Iguales en la raíz humana, sí, pero no perfectamente iguales. Y en la medida en que actuemos con libertad, las diferencias de inclinación natural de hombres y mujeres se harán más patentes. Es la “paradoja de la igualdad” que se observa en los países nórdicos, donde se facilita con todos los medios que las mujeres logren todos sus objetivos, y de hecho lo logran. Pero ello no se manifiesta en una mayor participación de las mujeres en los puestos directivos, sino todo lo contrario. Los dispares resultados de la libertad se ven por el nuevo feminismo sexista como una imposición del heteropatriarcado, como una manifestación de la injusta dominación de los hombres, de todos, a las mujeres, todas.

Así se crea la guerra entre sexos. Pero ¿cómo se recupera el debate para la ciencia, para el sentido común? ¿Cómo se señala que tal guerra es una invención para acumular poder? Principalmente, haciendo la misma crítica que acabó siendo mayoritariamente efectiva contra el racismo. A quienes defendían que había diferencias esenciales entre razas, se le opuso el hecho natural de que somos radicalmente iguales; es decir, resaltando el valor de lo verdaderamente importante del ser humano, sus cualidades intelectuales y morales, su dignidad como individuos. Porque todo ello es común a todos, y hace añicos las diferencias raciales. Lo mismo hay que hacer con el feminismo sexista.

- ENTRADAS DEL CONJUNTO

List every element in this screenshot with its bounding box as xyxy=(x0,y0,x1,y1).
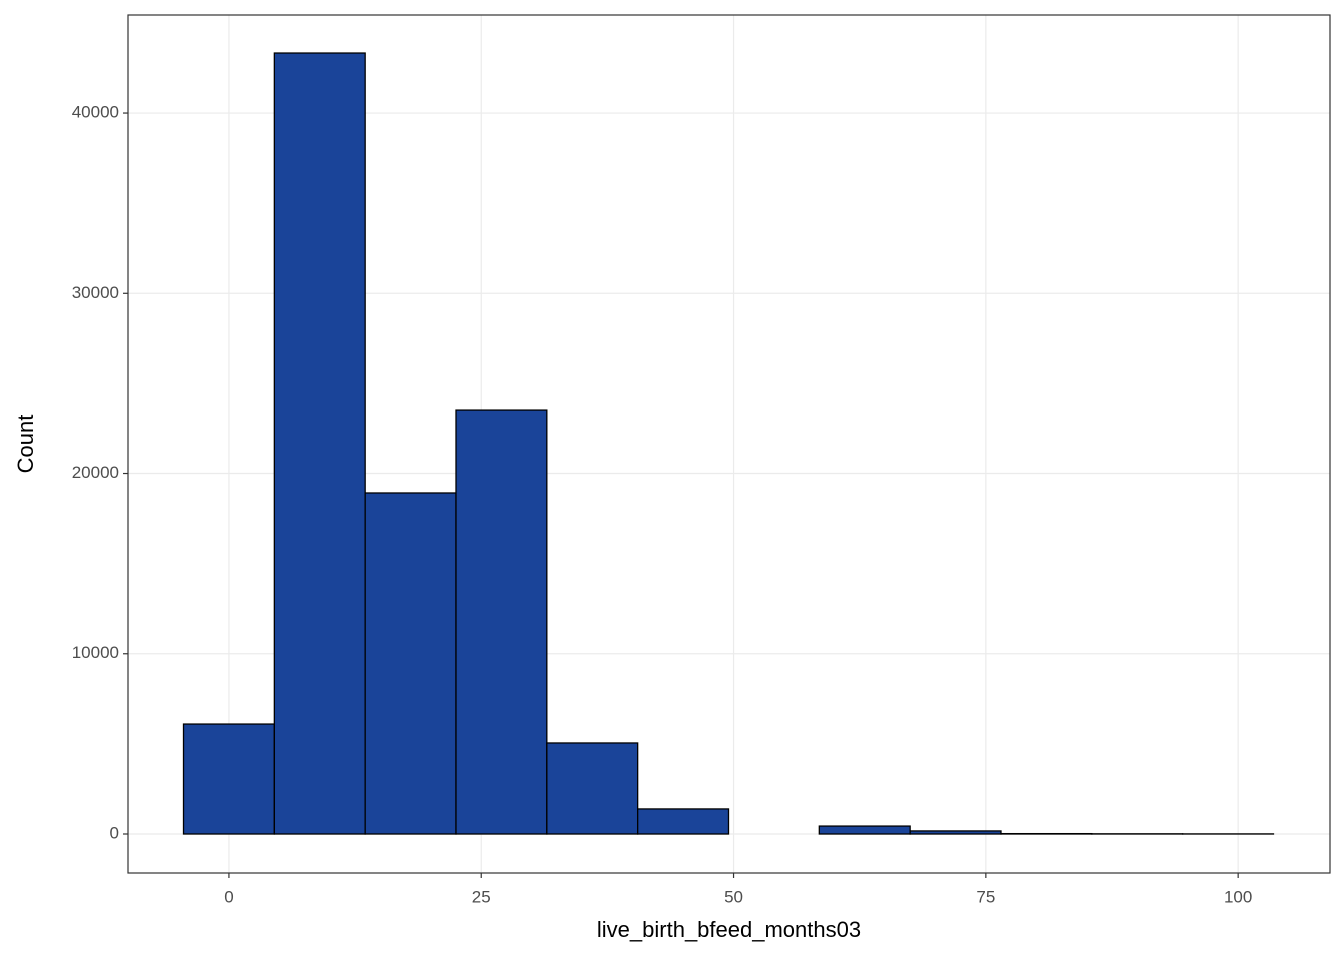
y-tick-label: 0 xyxy=(110,823,119,842)
x-tick-label: 25 xyxy=(472,887,491,906)
x-tick-label: 75 xyxy=(976,887,995,906)
x-tick-label: 0 xyxy=(224,887,233,906)
bar xyxy=(637,808,730,835)
y-tick-label: 10000 xyxy=(72,643,119,662)
y-tick-label: 40000 xyxy=(72,103,119,122)
panel-border xyxy=(127,14,1331,874)
y-tick-label: 30000 xyxy=(72,283,119,302)
bar xyxy=(455,409,548,835)
bar xyxy=(364,492,457,835)
bar xyxy=(818,825,911,835)
x-axis-title: live_birth_bfeed_months03 xyxy=(597,917,861,942)
bar xyxy=(273,52,366,835)
bar xyxy=(182,723,275,835)
x-tick-label: 50 xyxy=(724,887,743,906)
bar xyxy=(909,830,1002,835)
y-tick-label: 20000 xyxy=(72,463,119,482)
x-tick-label: 100 xyxy=(1224,887,1252,906)
bar xyxy=(546,742,639,835)
bars xyxy=(182,52,1275,835)
axes: 0 10000 20000 30000 40000 0 25 50 75 100 xyxy=(72,103,1253,907)
y-axis-title: Count xyxy=(13,415,38,474)
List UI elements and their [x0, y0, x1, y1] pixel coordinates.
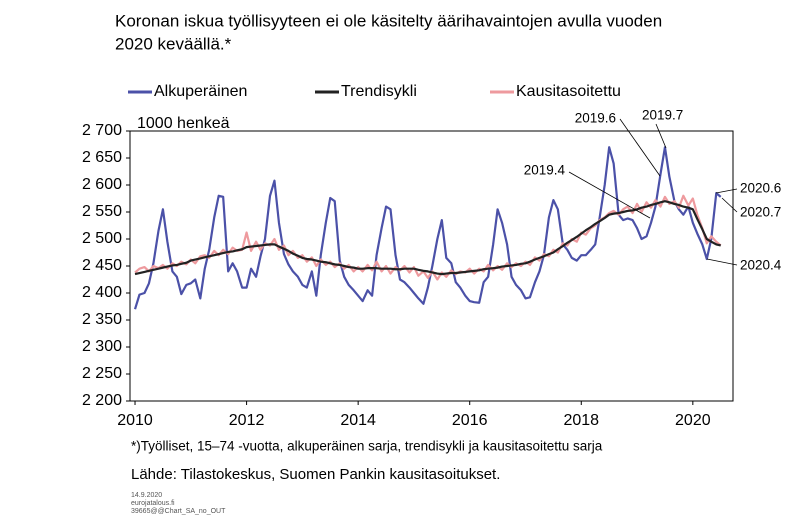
annotation: 2020.6 — [740, 181, 781, 196]
annotation-leader — [715, 188, 738, 194]
annotation: 2020.4 — [740, 258, 782, 273]
x-tick-label: 2020 — [675, 412, 711, 429]
annotation: 2019.7 — [642, 108, 683, 123]
annotation: 2019.6 — [575, 111, 616, 126]
x-tick-label: 2014 — [340, 412, 376, 429]
y-tick-label: 2 500 — [82, 230, 122, 247]
y-tick-label: 2 600 — [82, 176, 122, 193]
annotation-leader — [568, 171, 651, 219]
y-tick-label: 2 200 — [82, 392, 122, 409]
meta: eurojatalous.fi — [131, 500, 175, 507]
annotation-leader — [619, 118, 661, 177]
x-tick-label: 2016 — [452, 412, 488, 429]
y-tick-label: 2 400 — [82, 284, 122, 301]
y-tick-label: 2 550 — [82, 203, 122, 220]
y-tick-label: 2 300 — [82, 338, 122, 355]
legend-label: Kausitasoitettu — [516, 83, 621, 100]
x-tick-label: 2018 — [563, 412, 599, 429]
x-tick-label: 2010 — [117, 412, 153, 429]
annotation-leader — [706, 258, 738, 266]
y-tick-label: 2 450 — [82, 257, 122, 274]
meta: 14.9.2020 — [131, 492, 162, 499]
legend-label: Alkuperäinen — [154, 83, 247, 100]
chart-title: Koronan iskua työllisyyteen ei ole käsit… — [115, 11, 662, 30]
y-tick-label: 2 250 — [82, 365, 122, 382]
line-series — [133, 146, 722, 310]
footnote: *)Työlliset, 15–74 -vuotta, alkuperäinen… — [131, 439, 603, 454]
legend-label: Trendisykli — [341, 83, 417, 100]
annotation: 2020.7 — [740, 205, 781, 220]
y-tick-label: 2 700 — [82, 122, 122, 139]
annotation-leader — [655, 123, 667, 149]
line-series — [134, 200, 721, 276]
y-tick-label: 2 650 — [82, 149, 122, 166]
chart-title: 2020 keväällä.* — [115, 34, 232, 53]
source: Lähde: Tilastokeskus, Suomen Pankin kaus… — [131, 466, 500, 483]
meta: 39665@@Chart_SA_no_OUT — [131, 508, 226, 515]
line-series — [134, 194, 722, 281]
annotation: 2019.4 — [524, 163, 566, 178]
y-tick-label: 2 350 — [82, 311, 122, 328]
y-axis-label: 1000 henkeä — [137, 115, 230, 132]
annotation-leader — [721, 197, 738, 213]
x-tick-label: 2012 — [229, 412, 265, 429]
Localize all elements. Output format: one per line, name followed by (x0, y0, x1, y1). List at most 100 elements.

- TAREA ASIGNADA 1
Transcribe del fragmento el pasaje que empieza en "Así se crea" y termina en "el feminismo sexista.".
- TAREA ASIGNADA 2
Por favor, enumera en orden todas las oraciones del segundo párrafo del fragmento.
- TAREA ASIGNADA 3
Responde con el fragmento:
(a) ¿En qué países se observa la "paradoja de la igualdad"?
(b) ¿Contra qué acabó siendo mayoritariamente efectiva la crítica que el fragmento propone repetir?
(c) ¿Con qué fin, según el fragmento, se inventa la guerra entre sexos?
Las entradas no guardan ninguna relación con el fragmento.

- RESPUESTA COMPLETA 1
Así se crea la guerra entre sexos. Pero ¿cómo se recupera el debate para la ciencia, para el sentido común? ¿Cómo se señala que tal guerra es una invención para acumular poder? Principalmente, haciendo la misma crítica que acabó siendo mayoritariamente efectiva contra el racismo. A quienes defendían que había diferencias esenciales entre razas, se le opuso el hecho natural de que somos radicalmente iguales; es decir, resaltando el valor de lo verdaderamente importante del ser humano, sus cualidades intelectuales y morales, su dignidad como individuos. Porque todo ello es común a todos, y hace añicos las diferencias raciales. Lo mismo hay que hacer con el feminismo sexista.

- RESPUESTA COMPLETA 2
1. Así se crea la guerra entre sexos.
2. Pero ¿cómo se recupera el debate para la ciencia, para el sentido común?
3. ¿Cómo se señala que tal guerra es una invención para acumular poder?
4. Principalmente, haciendo la misma crítica que acabó siendo mayoritariamente efectiva contra el racismo.
5. A quienes defendían que había diferencias esenciales entre razas, se le opuso el hecho natural de que somos radicalmente iguales; es decir, resaltando el valor de lo verdaderamente importante del ser humano, sus cualidades intelectuales y morales, su dignidad como individuos.
6. Porque todo ello es común a todos, y hace añicos las diferencias raciales.
7. Lo mismo hay que hacer con el feminismo sexista.

- RESPUESTA COMPLETA 3
(a) En los países nórdicos.
(b) Contra el racismo.
(c) Para acumular poder.